WHAT THE TASK REQUIRES - In the material below, find each line holding the string "Дата" and copy it.

DATASET EXCERPTS -
▼

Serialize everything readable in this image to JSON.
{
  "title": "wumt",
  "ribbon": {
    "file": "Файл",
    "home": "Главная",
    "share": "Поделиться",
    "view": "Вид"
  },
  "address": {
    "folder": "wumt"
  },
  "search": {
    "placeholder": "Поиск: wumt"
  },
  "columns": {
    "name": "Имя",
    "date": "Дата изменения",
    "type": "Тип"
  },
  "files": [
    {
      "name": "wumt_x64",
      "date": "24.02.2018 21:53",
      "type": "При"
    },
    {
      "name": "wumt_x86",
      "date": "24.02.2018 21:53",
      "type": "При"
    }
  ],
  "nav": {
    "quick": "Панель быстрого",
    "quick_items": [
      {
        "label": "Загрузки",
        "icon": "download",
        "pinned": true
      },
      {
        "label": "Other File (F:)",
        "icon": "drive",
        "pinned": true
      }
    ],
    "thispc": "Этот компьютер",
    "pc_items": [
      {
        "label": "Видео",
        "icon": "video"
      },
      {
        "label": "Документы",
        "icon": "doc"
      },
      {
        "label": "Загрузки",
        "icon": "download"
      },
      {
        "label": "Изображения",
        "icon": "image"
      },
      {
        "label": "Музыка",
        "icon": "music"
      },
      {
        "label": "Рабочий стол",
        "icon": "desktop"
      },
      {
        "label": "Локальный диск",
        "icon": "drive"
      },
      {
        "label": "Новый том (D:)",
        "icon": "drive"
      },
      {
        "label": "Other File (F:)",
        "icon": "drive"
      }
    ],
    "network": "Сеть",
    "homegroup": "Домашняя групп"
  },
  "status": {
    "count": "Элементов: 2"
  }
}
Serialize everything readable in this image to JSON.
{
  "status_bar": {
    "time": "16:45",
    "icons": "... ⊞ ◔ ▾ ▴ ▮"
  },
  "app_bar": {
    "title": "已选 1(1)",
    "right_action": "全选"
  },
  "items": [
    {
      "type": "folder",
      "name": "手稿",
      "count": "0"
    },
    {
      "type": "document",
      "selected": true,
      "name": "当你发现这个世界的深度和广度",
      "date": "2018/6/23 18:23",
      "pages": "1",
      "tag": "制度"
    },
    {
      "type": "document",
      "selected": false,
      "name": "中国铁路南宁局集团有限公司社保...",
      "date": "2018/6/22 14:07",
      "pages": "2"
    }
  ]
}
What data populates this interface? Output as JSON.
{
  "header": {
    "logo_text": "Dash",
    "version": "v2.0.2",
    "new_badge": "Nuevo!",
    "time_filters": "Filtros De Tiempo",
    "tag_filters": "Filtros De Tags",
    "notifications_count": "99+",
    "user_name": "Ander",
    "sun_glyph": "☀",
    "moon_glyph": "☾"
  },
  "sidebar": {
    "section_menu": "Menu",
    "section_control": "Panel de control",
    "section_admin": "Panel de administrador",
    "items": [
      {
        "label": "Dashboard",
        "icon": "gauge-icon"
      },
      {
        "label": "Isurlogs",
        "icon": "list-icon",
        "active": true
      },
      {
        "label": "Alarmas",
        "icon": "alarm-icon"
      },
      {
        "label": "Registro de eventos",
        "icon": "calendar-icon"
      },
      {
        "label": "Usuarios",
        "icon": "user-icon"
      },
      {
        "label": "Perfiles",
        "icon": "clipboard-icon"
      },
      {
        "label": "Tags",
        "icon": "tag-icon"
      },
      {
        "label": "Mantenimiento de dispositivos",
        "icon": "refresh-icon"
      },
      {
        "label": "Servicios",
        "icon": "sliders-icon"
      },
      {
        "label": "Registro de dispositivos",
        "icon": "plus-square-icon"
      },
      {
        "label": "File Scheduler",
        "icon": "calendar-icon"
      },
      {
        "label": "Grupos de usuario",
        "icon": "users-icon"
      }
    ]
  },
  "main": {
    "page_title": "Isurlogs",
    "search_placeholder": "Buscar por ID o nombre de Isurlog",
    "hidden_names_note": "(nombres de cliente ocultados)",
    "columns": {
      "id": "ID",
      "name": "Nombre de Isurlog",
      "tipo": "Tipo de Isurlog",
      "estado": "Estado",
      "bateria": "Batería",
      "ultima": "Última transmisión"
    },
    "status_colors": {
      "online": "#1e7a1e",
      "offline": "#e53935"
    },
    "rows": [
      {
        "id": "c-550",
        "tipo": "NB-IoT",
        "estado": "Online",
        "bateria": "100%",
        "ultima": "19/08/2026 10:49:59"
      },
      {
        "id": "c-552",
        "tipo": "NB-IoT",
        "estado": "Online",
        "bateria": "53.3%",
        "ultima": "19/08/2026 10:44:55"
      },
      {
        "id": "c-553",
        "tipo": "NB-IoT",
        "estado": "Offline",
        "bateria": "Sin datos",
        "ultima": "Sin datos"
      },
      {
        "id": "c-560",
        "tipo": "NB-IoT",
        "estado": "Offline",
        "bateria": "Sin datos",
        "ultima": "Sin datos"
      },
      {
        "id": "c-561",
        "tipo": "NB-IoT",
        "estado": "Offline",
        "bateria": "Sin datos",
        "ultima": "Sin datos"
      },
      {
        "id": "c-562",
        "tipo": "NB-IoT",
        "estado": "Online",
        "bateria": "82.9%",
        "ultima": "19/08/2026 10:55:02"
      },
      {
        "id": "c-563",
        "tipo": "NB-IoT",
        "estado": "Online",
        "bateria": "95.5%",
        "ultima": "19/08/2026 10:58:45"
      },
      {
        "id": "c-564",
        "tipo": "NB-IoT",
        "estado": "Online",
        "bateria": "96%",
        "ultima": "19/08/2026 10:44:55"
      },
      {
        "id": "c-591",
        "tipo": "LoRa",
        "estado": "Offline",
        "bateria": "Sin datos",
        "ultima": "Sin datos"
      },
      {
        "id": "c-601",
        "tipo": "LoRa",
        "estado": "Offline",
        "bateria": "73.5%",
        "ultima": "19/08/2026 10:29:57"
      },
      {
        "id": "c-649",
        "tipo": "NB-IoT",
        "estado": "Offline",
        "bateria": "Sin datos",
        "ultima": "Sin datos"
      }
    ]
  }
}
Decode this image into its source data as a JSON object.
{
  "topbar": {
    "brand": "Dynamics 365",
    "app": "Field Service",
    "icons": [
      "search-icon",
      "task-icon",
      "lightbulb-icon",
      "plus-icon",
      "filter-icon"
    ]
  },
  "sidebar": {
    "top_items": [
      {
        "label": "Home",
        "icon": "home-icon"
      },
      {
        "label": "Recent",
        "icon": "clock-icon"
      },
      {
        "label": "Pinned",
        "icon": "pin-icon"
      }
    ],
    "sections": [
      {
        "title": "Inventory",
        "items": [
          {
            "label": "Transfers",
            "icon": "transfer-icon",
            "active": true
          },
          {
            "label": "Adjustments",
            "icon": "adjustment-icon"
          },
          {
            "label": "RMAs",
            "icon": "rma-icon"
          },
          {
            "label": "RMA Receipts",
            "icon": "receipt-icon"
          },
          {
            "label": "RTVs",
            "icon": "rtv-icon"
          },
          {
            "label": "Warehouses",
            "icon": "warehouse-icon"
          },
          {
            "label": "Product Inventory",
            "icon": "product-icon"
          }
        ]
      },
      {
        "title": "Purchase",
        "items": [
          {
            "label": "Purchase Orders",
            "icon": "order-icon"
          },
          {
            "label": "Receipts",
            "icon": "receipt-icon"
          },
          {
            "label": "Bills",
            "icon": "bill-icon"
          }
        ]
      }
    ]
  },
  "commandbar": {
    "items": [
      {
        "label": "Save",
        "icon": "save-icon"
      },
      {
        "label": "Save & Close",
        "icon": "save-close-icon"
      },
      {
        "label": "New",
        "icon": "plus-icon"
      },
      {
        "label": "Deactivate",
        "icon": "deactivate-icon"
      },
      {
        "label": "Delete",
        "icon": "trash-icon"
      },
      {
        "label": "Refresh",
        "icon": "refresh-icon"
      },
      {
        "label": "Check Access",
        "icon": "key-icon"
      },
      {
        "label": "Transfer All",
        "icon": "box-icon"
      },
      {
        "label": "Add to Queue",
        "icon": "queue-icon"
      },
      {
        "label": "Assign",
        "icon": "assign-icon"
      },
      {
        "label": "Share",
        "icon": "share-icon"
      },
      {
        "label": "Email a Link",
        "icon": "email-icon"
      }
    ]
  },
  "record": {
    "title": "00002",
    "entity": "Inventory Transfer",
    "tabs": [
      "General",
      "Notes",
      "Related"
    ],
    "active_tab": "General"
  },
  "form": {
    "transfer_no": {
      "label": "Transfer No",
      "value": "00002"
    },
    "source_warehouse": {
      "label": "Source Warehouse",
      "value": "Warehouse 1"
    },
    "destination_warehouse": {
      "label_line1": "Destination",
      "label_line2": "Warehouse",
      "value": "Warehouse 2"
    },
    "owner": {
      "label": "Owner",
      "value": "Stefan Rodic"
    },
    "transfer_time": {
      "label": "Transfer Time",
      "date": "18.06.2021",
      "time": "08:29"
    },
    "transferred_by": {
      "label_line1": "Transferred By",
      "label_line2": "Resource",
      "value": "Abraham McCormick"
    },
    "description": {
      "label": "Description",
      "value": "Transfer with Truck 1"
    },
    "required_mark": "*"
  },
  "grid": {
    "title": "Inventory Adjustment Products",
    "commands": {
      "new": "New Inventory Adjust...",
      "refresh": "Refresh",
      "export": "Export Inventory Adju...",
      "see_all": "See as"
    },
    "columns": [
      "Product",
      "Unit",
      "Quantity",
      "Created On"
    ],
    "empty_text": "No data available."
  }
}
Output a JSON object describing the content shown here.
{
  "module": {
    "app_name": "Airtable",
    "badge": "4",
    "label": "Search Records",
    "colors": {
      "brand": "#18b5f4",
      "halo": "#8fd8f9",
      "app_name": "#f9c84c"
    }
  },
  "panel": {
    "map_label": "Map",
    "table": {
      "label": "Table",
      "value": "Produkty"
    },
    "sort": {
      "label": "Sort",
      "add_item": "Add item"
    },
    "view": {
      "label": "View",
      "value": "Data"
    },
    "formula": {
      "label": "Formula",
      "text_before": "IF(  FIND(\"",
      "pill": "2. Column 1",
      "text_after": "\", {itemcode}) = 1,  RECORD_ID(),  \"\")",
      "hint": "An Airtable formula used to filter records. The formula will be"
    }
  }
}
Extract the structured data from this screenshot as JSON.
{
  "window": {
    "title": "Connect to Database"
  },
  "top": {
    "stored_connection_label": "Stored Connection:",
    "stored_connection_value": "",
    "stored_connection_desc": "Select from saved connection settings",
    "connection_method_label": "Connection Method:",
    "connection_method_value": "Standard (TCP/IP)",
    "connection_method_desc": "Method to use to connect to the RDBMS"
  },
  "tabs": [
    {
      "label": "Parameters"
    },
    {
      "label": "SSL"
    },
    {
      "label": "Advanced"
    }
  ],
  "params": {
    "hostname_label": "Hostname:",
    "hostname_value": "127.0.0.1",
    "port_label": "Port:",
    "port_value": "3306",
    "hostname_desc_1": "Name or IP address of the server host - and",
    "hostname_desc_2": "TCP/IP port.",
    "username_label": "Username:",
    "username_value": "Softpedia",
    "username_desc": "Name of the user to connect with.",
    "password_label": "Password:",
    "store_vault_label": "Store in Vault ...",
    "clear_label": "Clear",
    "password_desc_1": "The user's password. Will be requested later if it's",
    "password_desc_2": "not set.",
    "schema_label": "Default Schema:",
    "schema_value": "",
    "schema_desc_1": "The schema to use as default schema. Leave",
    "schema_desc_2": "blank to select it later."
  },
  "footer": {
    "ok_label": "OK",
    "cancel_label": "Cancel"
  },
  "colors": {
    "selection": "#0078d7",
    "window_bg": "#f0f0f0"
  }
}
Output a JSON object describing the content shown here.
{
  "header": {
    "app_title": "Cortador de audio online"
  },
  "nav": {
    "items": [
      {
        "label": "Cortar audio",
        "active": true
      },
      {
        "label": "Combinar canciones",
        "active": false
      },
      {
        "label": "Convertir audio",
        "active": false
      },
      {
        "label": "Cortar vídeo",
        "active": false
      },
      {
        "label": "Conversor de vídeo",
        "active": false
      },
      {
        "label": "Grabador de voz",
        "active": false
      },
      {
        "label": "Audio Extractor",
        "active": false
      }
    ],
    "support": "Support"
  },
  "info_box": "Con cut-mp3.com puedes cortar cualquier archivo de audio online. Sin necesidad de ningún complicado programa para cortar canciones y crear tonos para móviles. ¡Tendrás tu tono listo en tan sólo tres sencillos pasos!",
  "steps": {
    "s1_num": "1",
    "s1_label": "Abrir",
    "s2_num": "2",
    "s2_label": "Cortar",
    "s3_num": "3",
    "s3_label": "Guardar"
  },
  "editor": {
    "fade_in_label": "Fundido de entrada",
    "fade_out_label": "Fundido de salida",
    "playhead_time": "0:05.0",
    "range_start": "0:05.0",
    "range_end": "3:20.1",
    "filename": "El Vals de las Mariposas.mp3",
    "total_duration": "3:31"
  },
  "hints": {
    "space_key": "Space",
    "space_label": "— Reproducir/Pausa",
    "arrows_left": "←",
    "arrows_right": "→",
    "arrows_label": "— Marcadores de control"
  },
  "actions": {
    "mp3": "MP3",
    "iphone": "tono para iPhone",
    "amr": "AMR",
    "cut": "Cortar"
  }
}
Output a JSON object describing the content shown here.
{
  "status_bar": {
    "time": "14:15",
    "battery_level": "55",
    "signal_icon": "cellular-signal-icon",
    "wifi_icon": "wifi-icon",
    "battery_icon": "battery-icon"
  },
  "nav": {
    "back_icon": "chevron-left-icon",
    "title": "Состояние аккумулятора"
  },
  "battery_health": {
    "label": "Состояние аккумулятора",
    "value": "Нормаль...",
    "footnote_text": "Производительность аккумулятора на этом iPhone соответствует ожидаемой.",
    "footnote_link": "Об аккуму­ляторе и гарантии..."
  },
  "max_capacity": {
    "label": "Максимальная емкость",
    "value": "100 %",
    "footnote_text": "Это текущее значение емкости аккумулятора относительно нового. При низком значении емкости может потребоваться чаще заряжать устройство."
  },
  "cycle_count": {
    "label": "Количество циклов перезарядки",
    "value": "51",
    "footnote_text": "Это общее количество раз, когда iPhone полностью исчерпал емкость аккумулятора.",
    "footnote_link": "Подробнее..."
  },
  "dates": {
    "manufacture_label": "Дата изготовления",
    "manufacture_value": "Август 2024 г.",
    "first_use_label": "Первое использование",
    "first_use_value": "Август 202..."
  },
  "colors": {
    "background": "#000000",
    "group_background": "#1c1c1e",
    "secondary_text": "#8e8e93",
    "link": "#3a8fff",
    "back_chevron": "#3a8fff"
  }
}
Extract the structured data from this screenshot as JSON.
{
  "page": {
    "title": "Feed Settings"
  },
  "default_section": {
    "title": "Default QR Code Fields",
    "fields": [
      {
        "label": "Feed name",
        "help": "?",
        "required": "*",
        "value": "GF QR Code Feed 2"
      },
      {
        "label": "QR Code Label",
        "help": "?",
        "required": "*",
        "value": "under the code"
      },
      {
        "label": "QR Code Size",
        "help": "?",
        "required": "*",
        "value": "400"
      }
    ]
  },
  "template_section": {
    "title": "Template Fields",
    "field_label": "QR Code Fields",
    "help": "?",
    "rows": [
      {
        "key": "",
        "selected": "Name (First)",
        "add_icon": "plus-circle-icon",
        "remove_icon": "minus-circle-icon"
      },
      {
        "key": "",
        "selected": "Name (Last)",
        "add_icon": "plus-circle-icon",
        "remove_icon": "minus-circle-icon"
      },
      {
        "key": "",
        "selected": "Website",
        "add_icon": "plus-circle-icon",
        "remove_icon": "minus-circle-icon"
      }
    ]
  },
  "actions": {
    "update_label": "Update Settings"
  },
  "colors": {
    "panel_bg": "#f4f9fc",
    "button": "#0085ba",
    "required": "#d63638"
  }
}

▲

SOLUTION TO THIS TASK -
    "date": "Дата изменения",
    "manufacture_label": "Дата изготовления",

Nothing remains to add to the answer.